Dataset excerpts
★ ★ ★ ★ ★

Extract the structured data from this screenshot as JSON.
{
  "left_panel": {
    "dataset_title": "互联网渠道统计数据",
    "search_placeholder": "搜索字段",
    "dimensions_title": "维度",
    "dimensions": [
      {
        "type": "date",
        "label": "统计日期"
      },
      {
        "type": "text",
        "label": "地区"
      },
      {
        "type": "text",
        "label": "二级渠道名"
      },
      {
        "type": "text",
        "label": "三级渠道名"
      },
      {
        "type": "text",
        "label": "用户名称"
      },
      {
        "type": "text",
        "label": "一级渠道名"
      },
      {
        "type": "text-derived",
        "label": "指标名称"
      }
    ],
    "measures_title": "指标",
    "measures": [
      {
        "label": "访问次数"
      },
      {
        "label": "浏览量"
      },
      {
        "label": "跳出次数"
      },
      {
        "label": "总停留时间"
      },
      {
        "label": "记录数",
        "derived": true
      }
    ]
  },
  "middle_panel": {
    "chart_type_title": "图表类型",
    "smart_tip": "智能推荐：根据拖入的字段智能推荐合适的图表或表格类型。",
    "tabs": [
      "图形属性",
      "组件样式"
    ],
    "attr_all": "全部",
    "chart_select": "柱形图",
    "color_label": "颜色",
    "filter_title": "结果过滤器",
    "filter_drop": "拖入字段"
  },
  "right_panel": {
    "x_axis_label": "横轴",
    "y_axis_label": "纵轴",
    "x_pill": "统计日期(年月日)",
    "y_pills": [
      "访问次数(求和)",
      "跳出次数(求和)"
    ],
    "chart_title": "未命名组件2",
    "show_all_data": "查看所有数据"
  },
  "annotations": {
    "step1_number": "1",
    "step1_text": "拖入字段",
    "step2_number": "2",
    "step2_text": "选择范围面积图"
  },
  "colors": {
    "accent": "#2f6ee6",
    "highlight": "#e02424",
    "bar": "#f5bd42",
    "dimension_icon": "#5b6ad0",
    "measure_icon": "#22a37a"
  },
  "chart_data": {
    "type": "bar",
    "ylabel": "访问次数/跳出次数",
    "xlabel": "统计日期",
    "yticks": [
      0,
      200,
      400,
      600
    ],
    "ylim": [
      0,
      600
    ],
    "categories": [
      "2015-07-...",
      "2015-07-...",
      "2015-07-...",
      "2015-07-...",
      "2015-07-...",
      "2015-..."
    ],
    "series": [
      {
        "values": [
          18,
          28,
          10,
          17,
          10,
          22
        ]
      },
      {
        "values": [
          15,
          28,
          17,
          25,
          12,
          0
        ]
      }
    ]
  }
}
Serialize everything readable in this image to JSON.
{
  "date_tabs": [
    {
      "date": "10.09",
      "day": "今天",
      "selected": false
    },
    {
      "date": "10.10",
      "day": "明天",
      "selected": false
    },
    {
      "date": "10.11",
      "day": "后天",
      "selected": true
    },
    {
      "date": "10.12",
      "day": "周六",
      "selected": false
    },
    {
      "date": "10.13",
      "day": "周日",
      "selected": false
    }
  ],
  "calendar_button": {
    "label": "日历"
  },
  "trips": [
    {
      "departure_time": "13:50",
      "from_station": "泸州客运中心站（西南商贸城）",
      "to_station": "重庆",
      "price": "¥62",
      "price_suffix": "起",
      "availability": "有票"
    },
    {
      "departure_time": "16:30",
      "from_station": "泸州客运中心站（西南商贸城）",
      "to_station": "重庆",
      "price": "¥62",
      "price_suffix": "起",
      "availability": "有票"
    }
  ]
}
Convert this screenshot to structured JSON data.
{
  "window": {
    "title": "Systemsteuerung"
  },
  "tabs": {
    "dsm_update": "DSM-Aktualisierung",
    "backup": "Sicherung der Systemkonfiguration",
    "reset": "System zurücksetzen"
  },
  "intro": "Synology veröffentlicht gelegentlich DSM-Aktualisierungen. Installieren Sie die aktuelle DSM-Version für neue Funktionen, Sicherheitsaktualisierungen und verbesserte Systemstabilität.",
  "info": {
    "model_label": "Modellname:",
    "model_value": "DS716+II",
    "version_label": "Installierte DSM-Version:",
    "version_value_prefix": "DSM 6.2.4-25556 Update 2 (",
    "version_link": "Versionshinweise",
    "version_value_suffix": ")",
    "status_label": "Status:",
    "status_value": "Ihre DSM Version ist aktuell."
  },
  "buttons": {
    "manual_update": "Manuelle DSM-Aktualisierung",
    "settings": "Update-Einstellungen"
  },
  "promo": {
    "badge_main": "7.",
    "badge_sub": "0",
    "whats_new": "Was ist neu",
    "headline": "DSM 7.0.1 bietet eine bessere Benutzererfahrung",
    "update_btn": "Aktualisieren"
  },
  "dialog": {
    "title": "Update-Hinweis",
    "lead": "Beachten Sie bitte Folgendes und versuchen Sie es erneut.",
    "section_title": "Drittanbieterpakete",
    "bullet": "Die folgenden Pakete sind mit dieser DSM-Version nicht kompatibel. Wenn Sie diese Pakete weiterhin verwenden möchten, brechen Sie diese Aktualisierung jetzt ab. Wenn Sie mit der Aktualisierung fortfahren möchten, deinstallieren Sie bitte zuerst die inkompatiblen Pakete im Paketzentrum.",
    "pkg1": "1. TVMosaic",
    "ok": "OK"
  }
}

★ ★ ★ ★ ★

Work to be completed. Within the data above, pick out all lines holding the word "bitte".

Solution for this exercise.
    "lead": "Beachten Sie bitte Folgendes und versuchen Sie es erneut.",
    "bullet": "Die folgenden Pakete sind mit dieser DSM-Version nicht kompatibel. Wenn Sie diese Pakete weiterhin verwenden möchten, brechen Sie diese Aktualisierung jetzt ab. Wenn Sie mit der Aktualisierung fortfahren möchten, deinstallieren Sie bitte zuerst die inkompatiblen Pakete im Paketzentrum.",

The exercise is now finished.